Goal:
Copy out every line exactly, passing over the pictures.
## BEGIN Information shown
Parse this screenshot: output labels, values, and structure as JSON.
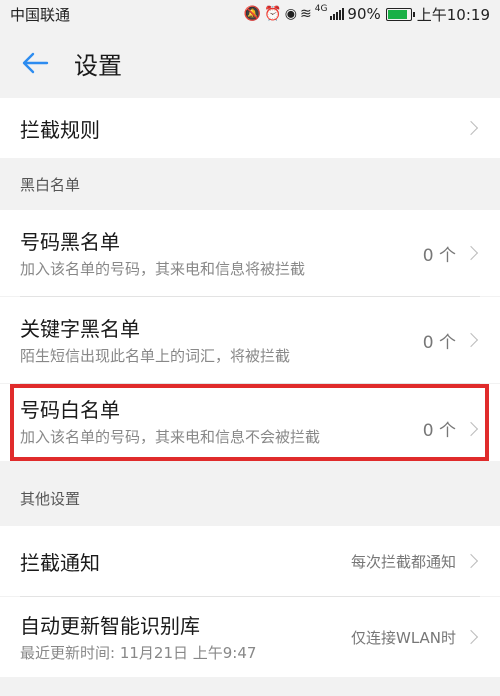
{
  "status_bar": {
    "carrier": "中国联通",
    "network": "4G",
    "battery": "90%",
    "battery_level": 0.9,
    "time": "上午10:19"
  },
  "app_bar": {
    "title": "设置"
  },
  "rows": {
    "block_rules": {
      "title": "拦截规则"
    },
    "number_blacklist": {
      "title": "号码黑名单",
      "subtitle": "加入该名单的号码，其来电和信息将被拦截",
      "value": "0 个"
    },
    "keyword_blacklist": {
      "title": "关键字黑名单",
      "subtitle": "陌生短信出现此名单上的词汇，将被拦截",
      "value": "0 个"
    },
    "number_whitelist": {
      "title": "号码白名单",
      "subtitle": "加入该名单的号码，其来电和信息不会被拦截",
      "value": "0 个"
    },
    "block_notification": {
      "title": "拦截通知",
      "value": "每次拦截都通知"
    },
    "auto_update": {
      "title": "自动更新智能识别库",
      "subtitle": "最近更新时间: 11月21日 上午9:47",
      "value": "仅连接WLAN时"
    }
  },
  "sections": {
    "blackwhite": "黑白名单",
    "other": "其他设置"
  },
  "colors": {
    "accent": "#2d8cf0",
    "highlight": "#e02b2b"
  }
}
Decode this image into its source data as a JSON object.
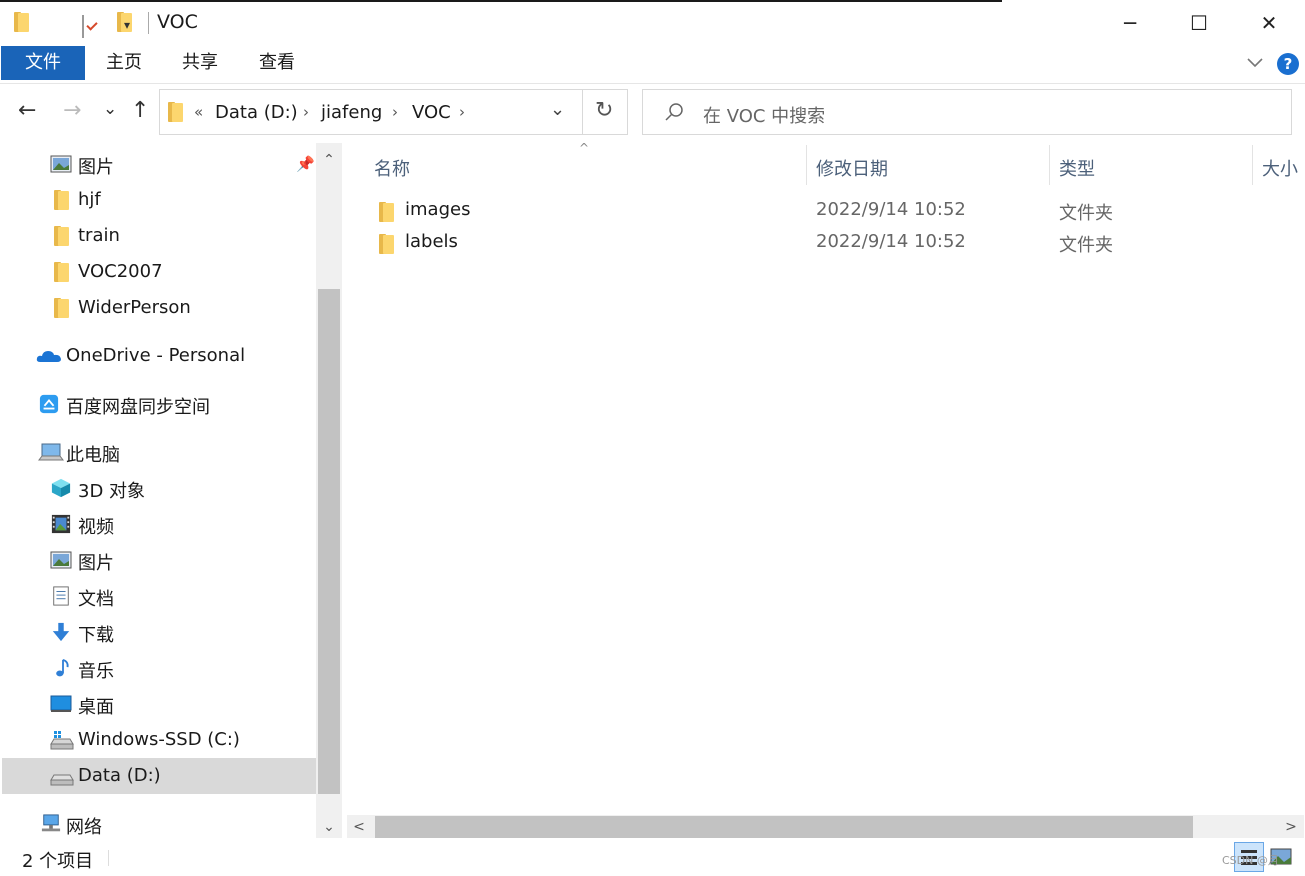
{
  "window": {
    "title": "VOC",
    "minimize_glyph": "─",
    "maximize_glyph": "☐",
    "close_glyph": "✕",
    "quick_access_arrow": "▾"
  },
  "ribbon": {
    "tabs": [
      "文件",
      "主页",
      "共享",
      "查看"
    ],
    "help_label": "?"
  },
  "nav_buttons": {
    "back": "←",
    "forward": "→",
    "recent": "⌄",
    "up": "↑"
  },
  "address": {
    "overflow": "«",
    "crumbs": [
      "Data (D:)",
      "jiafeng",
      "VOC"
    ],
    "separator": "›",
    "dropdown_glyph": "⌄",
    "refresh_glyph": "↻"
  },
  "search": {
    "placeholder": "在 VOC 中搜索"
  },
  "nav_pane": {
    "pin_glyph": "📌",
    "items": [
      {
        "label": "图片",
        "icon": "pictures-icon"
      },
      {
        "label": "hjf",
        "icon": "folder-icon"
      },
      {
        "label": "train",
        "icon": "folder-icon"
      },
      {
        "label": "VOC2007",
        "icon": "folder-icon"
      },
      {
        "label": "WiderPerson",
        "icon": "folder-icon"
      },
      {
        "label": "OneDrive - Personal",
        "icon": "onedrive-icon"
      },
      {
        "label": "百度网盘同步空间",
        "icon": "baidu-netdisk-icon"
      },
      {
        "label": "此电脑",
        "icon": "this-pc-icon"
      },
      {
        "label": "3D 对象",
        "icon": "3d-objects-icon"
      },
      {
        "label": "视频",
        "icon": "videos-icon"
      },
      {
        "label": "图片",
        "icon": "pictures-icon"
      },
      {
        "label": "文档",
        "icon": "documents-icon"
      },
      {
        "label": "下载",
        "icon": "downloads-icon"
      },
      {
        "label": "音乐",
        "icon": "music-icon"
      },
      {
        "label": "桌面",
        "icon": "desktop-icon"
      },
      {
        "label": "Windows-SSD (C:)",
        "icon": "drive-c-icon"
      },
      {
        "label": "Data (D:)",
        "icon": "drive-d-icon"
      },
      {
        "label": "网络",
        "icon": "network-icon"
      }
    ],
    "scroll_up": "⌃",
    "scroll_down": "⌄"
  },
  "file_list": {
    "columns": [
      "名称",
      "修改日期",
      "类型",
      "大小"
    ],
    "sort_caret": "^",
    "rows": [
      {
        "name": "images",
        "date": "2022/9/14 10:52",
        "type": "文件夹"
      },
      {
        "name": "labels",
        "date": "2022/9/14 10:52",
        "type": "文件夹"
      }
    ],
    "scroll_left": "<",
    "scroll_right": ">"
  },
  "status": {
    "item_count": "2 个项目",
    "watermark": "CSDN @月"
  },
  "colors": {
    "file_tab": "#1a64b8",
    "header_text": "#4c607a",
    "selection": "#d9d9d9",
    "help": "#1a6fd0"
  }
}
## END Information shown
Written solution:
Parse this screenshot: output labels, values, and structure as JSON.
{
  "status_bar": {
    "carrier": "中国联通",
    "network": "4G",
    "battery": "90%",
    "battery_level": 0.9,
    "time": "上午10:19"
  },
  "app_bar": {
    "title": "设置"
  },
  "rows": {
    "block_rules": {
      "title": "拦截规则"
    },
    "number_blacklist": {
      "title": "号码黑名单",
      "subtitle": "加入该名单的号码，其来电和信息将被拦截",
      "value": "0 个"
    },
    "keyword_blacklist": {
      "title": "关键字黑名单",
      "subtitle": "陌生短信出现此名单上的词汇，将被拦截",
      "value": "0 个"
    },
    "number_whitelist": {
      "title": "号码白名单",
      "subtitle": "加入该名单的号码，其来电和信息不会被拦截",
      "value": "0 个"
    },
    "block_notification": {
      "title": "拦截通知",
      "value": "每次拦截都通知"
    },
    "auto_update": {
      "title": "自动更新智能识别库",
      "subtitle": "最近更新时间: 11月21日 上午9:47",
      "value": "仅连接WLAN时"
    }
  },
  "sections": {
    "blackwhite": "黑白名单",
    "other": "其他设置"
  },
  "colors": {
    "accent": "#2d8cf0",
    "highlight": "#e02b2b"
  }
}
Decode this image into its source data as a JSON object.
{
  "window": {
    "title": "VOC",
    "minimize_glyph": "─",
    "maximize_glyph": "☐",
    "close_glyph": "✕",
    "quick_access_arrow": "▾"
  },
  "ribbon": {
    "tabs": [
      "文件",
      "主页",
      "共享",
      "查看"
    ],
    "help_label": "?"
  },
  "nav_buttons": {
    "back": "←",
    "forward": "→",
    "recent": "⌄",
    "up": "↑"
  },
  "address": {
    "overflow": "«",
    "crumbs": [
      "Data (D:)",
      "jiafeng",
      "VOC"
    ],
    "separator": "›",
    "dropdown_glyph": "⌄",
    "refresh_glyph": "↻"
  },
  "search": {
    "placeholder": "在 VOC 中搜索"
  },
  "nav_pane": {
    "pin_glyph": "📌",
    "items": [
      {
        "label": "图片",
        "icon": "pictures-icon"
      },
      {
        "label": "hjf",
        "icon": "folder-icon"
      },
      {
        "label": "train",
        "icon": "folder-icon"
      },
      {
        "label": "VOC2007",
        "icon": "folder-icon"
      },
      {
        "label": "WiderPerson",
        "icon": "folder-icon"
      },
      {
        "label": "OneDrive - Personal",
        "icon": "onedrive-icon"
      },
      {
        "label": "百度网盘同步空间",
        "icon": "baidu-netdisk-icon"
      },
      {
        "label": "此电脑",
        "icon": "this-pc-icon"
      },
      {
        "label": "3D 对象",
        "icon": "3d-objects-icon"
      },
      {
        "label": "视频",
        "icon": "videos-icon"
      },
      {
        "label": "图片",
        "icon": "pictures-icon"
      },
      {
        "label": "文档",
        "icon": "documents-icon"
      },
      {
        "label": "下载",
        "icon": "downloads-icon"
      },
      {
        "label": "音乐",
        "icon": "music-icon"
      },
      {
        "label": "桌面",
        "icon": "desktop-icon"
      },
      {
        "label": "Windows-SSD (C:)",
        "icon": "drive-c-icon"
      },
      {
        "label": "Data (D:)",
        "icon": "drive-d-icon"
      },
      {
        "label": "网络",
        "icon": "network-icon"
      }
    ],
    "scroll_up": "⌃",
    "scroll_down": "⌄"
  },
  "file_list": {
    "columns": [
      "名称",
      "修改日期",
      "类型",
      "大小"
    ],
    "sort_caret": "^",
    "rows": [
      {
        "name": "images",
        "date": "2022/9/14 10:52",
        "type": "文件夹"
      },
      {
        "name": "labels",
        "date": "2022/9/14 10:52",
        "type": "文件夹"
      }
    ],
    "scroll_left": "<",
    "scroll_right": ">"
  },
  "status": {
    "item_count": "2 个项目",
    "watermark": "CSDN @月"
  },
  "colors": {
    "file_tab": "#1a64b8",
    "header_text": "#4c607a",
    "selection": "#d9d9d9",
    "help": "#1a6fd0"
  }
}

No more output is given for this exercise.